■ What you need to do ■
Scan the records and identify every line in which the string "JSON" occurs, then return those lines.

===== Data for the task =====

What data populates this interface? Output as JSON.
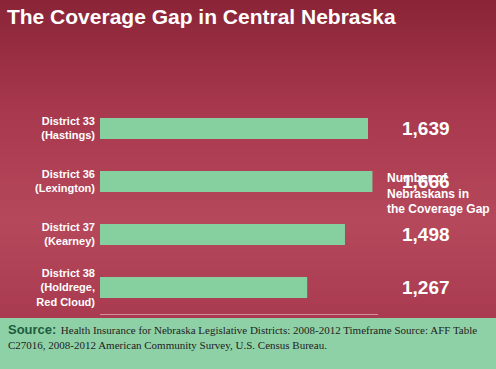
{
  "chart_data": {
    "type": "bar",
    "title": "The Coverage Gap in Central Nebraska",
    "annotations": [
      "Number of\nNebraskans in\nthe Coverage Gap"
    ],
    "categories": [
      "District 33\n(Hastings)",
      "District 36\n(Lexington)",
      "District 37\n(Kearney)",
      "District 38\n(Holdrege,\nRed Cloud)"
    ],
    "values": [
      1639,
      1666,
      1498,
      1267
    ],
    "value_labels": [
      "1,639",
      "1,666",
      "1,498",
      "1,267"
    ],
    "color": "#86d09f",
    "orientation": "horizontal",
    "xlim": [
      0,
      1700
    ],
    "data_labels": true,
    "grid": false,
    "tick_labels": "y",
    "source": {
      "label": "Source:",
      "text": "Health Insurance for Nebraska Legislative Districts: 2008-2012 Timeframe Source: AFF Table C27016, 2008-2012 American Community Survey, U.S. Census Bureau."
    }
  }
}
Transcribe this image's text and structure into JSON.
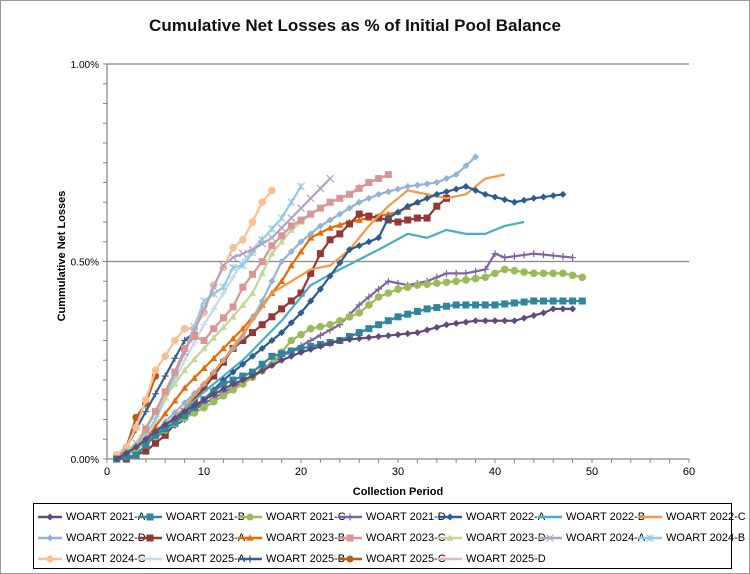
{
  "chart_data": {
    "type": "line",
    "title": "Cumulative Net Losses as % of Initial Pool Balance",
    "xlabel": "Collection Period",
    "ylabel": "Cummulative Net Losses",
    "xlim": [
      0,
      60
    ],
    "ylim": [
      0,
      1.0
    ],
    "x_ticks": [
      "0",
      "10",
      "20",
      "30",
      "40",
      "50",
      "60"
    ],
    "y_ticks": [
      "0.00%",
      "0.50%",
      "1.00%"
    ],
    "grid": "horizontal at 0.50% and 1.00%",
    "legend_position": "bottom",
    "series": [
      {
        "name": "WOART 2021-A",
        "color": "#604a7b",
        "marker": "diamond",
        "points": [
          [
            1,
            0
          ],
          [
            3,
            0.03
          ],
          [
            5,
            0.07
          ],
          [
            8,
            0.12
          ],
          [
            10,
            0.15
          ],
          [
            13,
            0.19
          ],
          [
            15,
            0.21
          ],
          [
            18,
            0.25
          ],
          [
            20,
            0.27
          ],
          [
            24,
            0.3
          ],
          [
            28,
            0.31
          ],
          [
            32,
            0.32
          ],
          [
            35,
            0.34
          ],
          [
            38,
            0.35
          ],
          [
            42,
            0.35
          ],
          [
            45,
            0.37
          ],
          [
            46,
            0.38
          ],
          [
            48,
            0.38
          ]
        ]
      },
      {
        "name": "WOART 2021-B",
        "color": "#31859c",
        "marker": "square",
        "points": [
          [
            1,
            0
          ],
          [
            3,
            0.01
          ],
          [
            5,
            0.06
          ],
          [
            8,
            0.11
          ],
          [
            10,
            0.15
          ],
          [
            12,
            0.19
          ],
          [
            14,
            0.21
          ],
          [
            15,
            0.22
          ],
          [
            17,
            0.26
          ],
          [
            20,
            0.28
          ],
          [
            24,
            0.3
          ],
          [
            27,
            0.33
          ],
          [
            30,
            0.36
          ],
          [
            33,
            0.38
          ],
          [
            36,
            0.39
          ],
          [
            40,
            0.39
          ],
          [
            44,
            0.4
          ],
          [
            47,
            0.4
          ],
          [
            49,
            0.4
          ]
        ]
      },
      {
        "name": "WOART 2021-C",
        "color": "#9bbb59",
        "marker": "circle",
        "points": [
          [
            1,
            0
          ],
          [
            4,
            0.04
          ],
          [
            7,
            0.09
          ],
          [
            10,
            0.13
          ],
          [
            14,
            0.19
          ],
          [
            17,
            0.24
          ],
          [
            19,
            0.3
          ],
          [
            21,
            0.33
          ],
          [
            23,
            0.34
          ],
          [
            26,
            0.37
          ],
          [
            28,
            0.41
          ],
          [
            30,
            0.43
          ],
          [
            32,
            0.44
          ],
          [
            36,
            0.45
          ],
          [
            39,
            0.46
          ],
          [
            41,
            0.48
          ],
          [
            44,
            0.47
          ],
          [
            47,
            0.47
          ],
          [
            49,
            0.46
          ]
        ]
      },
      {
        "name": "WOART 2021-D",
        "color": "#8064a2",
        "marker": "plus",
        "points": [
          [
            1,
            0
          ],
          [
            5,
            0.06
          ],
          [
            10,
            0.14
          ],
          [
            15,
            0.21
          ],
          [
            18,
            0.26
          ],
          [
            21,
            0.3
          ],
          [
            24,
            0.34
          ],
          [
            26,
            0.39
          ],
          [
            29,
            0.45
          ],
          [
            31,
            0.44
          ],
          [
            33,
            0.45
          ],
          [
            35,
            0.47
          ],
          [
            37,
            0.47
          ],
          [
            39,
            0.48
          ],
          [
            40,
            0.52
          ],
          [
            41,
            0.51
          ],
          [
            44,
            0.52
          ],
          [
            48,
            0.51
          ]
        ]
      },
      {
        "name": "WOART 2022-A",
        "color": "#2c5d8f",
        "marker": "diamond",
        "points": [
          [
            1,
            0
          ],
          [
            4,
            0.04
          ],
          [
            8,
            0.1
          ],
          [
            12,
            0.2
          ],
          [
            15,
            0.26
          ],
          [
            18,
            0.32
          ],
          [
            20,
            0.37
          ],
          [
            22,
            0.43
          ],
          [
            25,
            0.53
          ],
          [
            27,
            0.55
          ],
          [
            28,
            0.56
          ],
          [
            29,
            0.61
          ],
          [
            31,
            0.64
          ],
          [
            34,
            0.67
          ],
          [
            37,
            0.69
          ],
          [
            39,
            0.67
          ],
          [
            42,
            0.65
          ],
          [
            44,
            0.66
          ],
          [
            47,
            0.67
          ]
        ]
      },
      {
        "name": "WOART 2022-B",
        "color": "#4bacc6",
        "marker": "none",
        "points": [
          [
            1,
            0
          ],
          [
            5,
            0.06
          ],
          [
            10,
            0.17
          ],
          [
            14,
            0.25
          ],
          [
            18,
            0.35
          ],
          [
            21,
            0.44
          ],
          [
            24,
            0.48
          ],
          [
            28,
            0.53
          ],
          [
            31,
            0.57
          ],
          [
            33,
            0.56
          ],
          [
            35,
            0.58
          ],
          [
            37,
            0.57
          ],
          [
            39,
            0.57
          ],
          [
            41,
            0.59
          ],
          [
            43,
            0.6
          ]
        ]
      },
      {
        "name": "WOART 2022-C",
        "color": "#f79646",
        "marker": "none",
        "points": [
          [
            1,
            0
          ],
          [
            4,
            0.04
          ],
          [
            8,
            0.13
          ],
          [
            12,
            0.25
          ],
          [
            15,
            0.35
          ],
          [
            17,
            0.42
          ],
          [
            19,
            0.45
          ],
          [
            21,
            0.48
          ],
          [
            23,
            0.49
          ],
          [
            25,
            0.53
          ],
          [
            27,
            0.59
          ],
          [
            29,
            0.64
          ],
          [
            31,
            0.68
          ],
          [
            33,
            0.67
          ],
          [
            35,
            0.66
          ],
          [
            37,
            0.67
          ],
          [
            39,
            0.71
          ],
          [
            41,
            0.72
          ]
        ]
      },
      {
        "name": "WOART 2022-D",
        "color": "#95b3d7",
        "marker": "diamond",
        "points": [
          [
            1,
            0
          ],
          [
            5,
            0.07
          ],
          [
            10,
            0.19
          ],
          [
            14,
            0.31
          ],
          [
            16,
            0.4
          ],
          [
            18,
            0.5
          ],
          [
            20,
            0.55
          ],
          [
            22,
            0.59
          ],
          [
            24,
            0.62
          ],
          [
            26,
            0.65
          ],
          [
            28,
            0.67
          ],
          [
            31,
            0.69
          ],
          [
            34,
            0.7
          ],
          [
            36,
            0.72
          ],
          [
            38,
            0.765
          ]
        ]
      },
      {
        "name": "WOART 2023-A",
        "color": "#953735",
        "marker": "square",
        "points": [
          [
            1,
            0
          ],
          [
            2,
            0
          ],
          [
            4,
            0.02
          ],
          [
            6,
            0.06
          ],
          [
            9,
            0.15
          ],
          [
            11,
            0.21
          ],
          [
            13,
            0.28
          ],
          [
            15,
            0.32
          ],
          [
            17,
            0.36
          ],
          [
            19,
            0.4
          ],
          [
            20,
            0.42
          ],
          [
            21,
            0.47
          ],
          [
            22,
            0.52
          ],
          [
            23,
            0.555
          ],
          [
            24,
            0.57
          ],
          [
            26,
            0.62
          ],
          [
            28,
            0.61
          ],
          [
            30,
            0.6
          ],
          [
            32,
            0.61
          ],
          [
            33,
            0.61
          ],
          [
            34,
            0.64
          ],
          [
            35,
            0.66
          ]
        ]
      },
      {
        "name": "WOART 2023-B",
        "color": "#e46c0a",
        "marker": "triangle",
        "points": [
          [
            1,
            0
          ],
          [
            4,
            0.05
          ],
          [
            8,
            0.18
          ],
          [
            10,
            0.23
          ],
          [
            12,
            0.28
          ],
          [
            14,
            0.33
          ],
          [
            16,
            0.39
          ],
          [
            18,
            0.45
          ],
          [
            19,
            0.49
          ],
          [
            21,
            0.56
          ],
          [
            23,
            0.585
          ],
          [
            25,
            0.6
          ],
          [
            27,
            0.61
          ],
          [
            30,
            0.625
          ],
          [
            32,
            0.65
          ]
        ]
      },
      {
        "name": "WOART 2023-C",
        "color": "#d99694",
        "marker": "square",
        "points": [
          [
            1,
            0
          ],
          [
            3,
            0.03
          ],
          [
            5,
            0.12
          ],
          [
            7,
            0.22
          ],
          [
            8,
            0.28
          ],
          [
            9,
            0.31
          ],
          [
            10,
            0.3
          ],
          [
            11,
            0.33
          ],
          [
            13,
            0.385
          ],
          [
            14,
            0.435
          ],
          [
            16,
            0.5
          ],
          [
            17,
            0.54
          ],
          [
            19,
            0.59
          ],
          [
            21,
            0.62
          ],
          [
            23,
            0.65
          ],
          [
            25,
            0.67
          ],
          [
            27,
            0.7
          ],
          [
            29,
            0.72
          ]
        ]
      },
      {
        "name": "WOART 2023-D",
        "color": "#c3d69b",
        "marker": "triangle",
        "points": [
          [
            1,
            0
          ],
          [
            3,
            0.04
          ],
          [
            5,
            0.12
          ],
          [
            8,
            0.225
          ],
          [
            10,
            0.28
          ],
          [
            13,
            0.36
          ],
          [
            15,
            0.42
          ],
          [
            17,
            0.52
          ],
          [
            19,
            0.58
          ],
          [
            21,
            0.62
          ],
          [
            23,
            0.65
          ],
          [
            25,
            0.67
          ],
          [
            26,
            0.69
          ]
        ]
      },
      {
        "name": "WOART 2024-A",
        "color": "#b3a2c7",
        "marker": "x",
        "points": [
          [
            1,
            0
          ],
          [
            3,
            0.04
          ],
          [
            5,
            0.12
          ],
          [
            8,
            0.27
          ],
          [
            10,
            0.38
          ],
          [
            12,
            0.49
          ],
          [
            13,
            0.51
          ],
          [
            15,
            0.53
          ],
          [
            17,
            0.56
          ],
          [
            19,
            0.61
          ],
          [
            21,
            0.66
          ],
          [
            23,
            0.71
          ]
        ]
      },
      {
        "name": "WOART 2024-B",
        "color": "#93cddd",
        "marker": "asterisk",
        "points": [
          [
            1,
            0
          ],
          [
            3,
            0.02
          ],
          [
            5,
            0.1
          ],
          [
            8,
            0.27
          ],
          [
            10,
            0.4
          ],
          [
            12,
            0.435
          ],
          [
            13,
            0.485
          ],
          [
            14,
            0.49
          ],
          [
            16,
            0.555
          ],
          [
            18,
            0.61
          ],
          [
            19,
            0.65
          ],
          [
            20,
            0.69
          ]
        ]
      },
      {
        "name": "WOART 2024-C",
        "color": "#fac090",
        "marker": "circle",
        "points": [
          [
            1,
            0.01
          ],
          [
            2,
            0.03
          ],
          [
            3,
            0.08
          ],
          [
            4,
            0.15
          ],
          [
            5,
            0.225
          ],
          [
            6,
            0.26
          ],
          [
            7,
            0.3
          ],
          [
            8,
            0.33
          ],
          [
            9,
            0.33
          ],
          [
            10,
            0.37
          ],
          [
            11,
            0.44
          ],
          [
            12,
            0.485
          ],
          [
            13,
            0.535
          ],
          [
            14,
            0.555
          ],
          [
            15,
            0.6
          ],
          [
            16,
            0.65
          ],
          [
            17,
            0.68
          ]
        ]
      },
      {
        "name": "WOART 2025-A",
        "color": "#c6d9f1",
        "marker": "plus",
        "points": [
          [
            1,
            0
          ],
          [
            3,
            0.02
          ],
          [
            5,
            0.1
          ],
          [
            8,
            0.25
          ],
          [
            10,
            0.34
          ],
          [
            12,
            0.42
          ],
          [
            14,
            0.5
          ],
          [
            16,
            0.56
          ]
        ]
      },
      {
        "name": "WOART 2025-B",
        "color": "#376092",
        "marker": "plus",
        "points": [
          [
            1,
            0
          ],
          [
            2,
            0.03
          ],
          [
            4,
            0.12
          ],
          [
            6,
            0.21
          ],
          [
            8,
            0.3
          ],
          [
            9,
            0.32
          ]
        ]
      },
      {
        "name": "WOART 2025-C",
        "color": "#b65f1c",
        "marker": "circle",
        "points": [
          [
            1,
            0.01
          ],
          [
            2,
            0.03
          ],
          [
            3,
            0.105
          ],
          [
            4,
            0.14
          ],
          [
            5,
            0.21
          ]
        ]
      },
      {
        "name": "WOART 2025-D",
        "color": "#e6b9b8",
        "marker": "none",
        "points": [
          [
            1,
            0
          ],
          [
            2,
            0.01
          ],
          [
            3,
            0.03
          ]
        ]
      }
    ]
  }
}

=====

■ Full response ■
What data populates this interface? Output as JSON.
Transcribe this image's text and structure into JSON.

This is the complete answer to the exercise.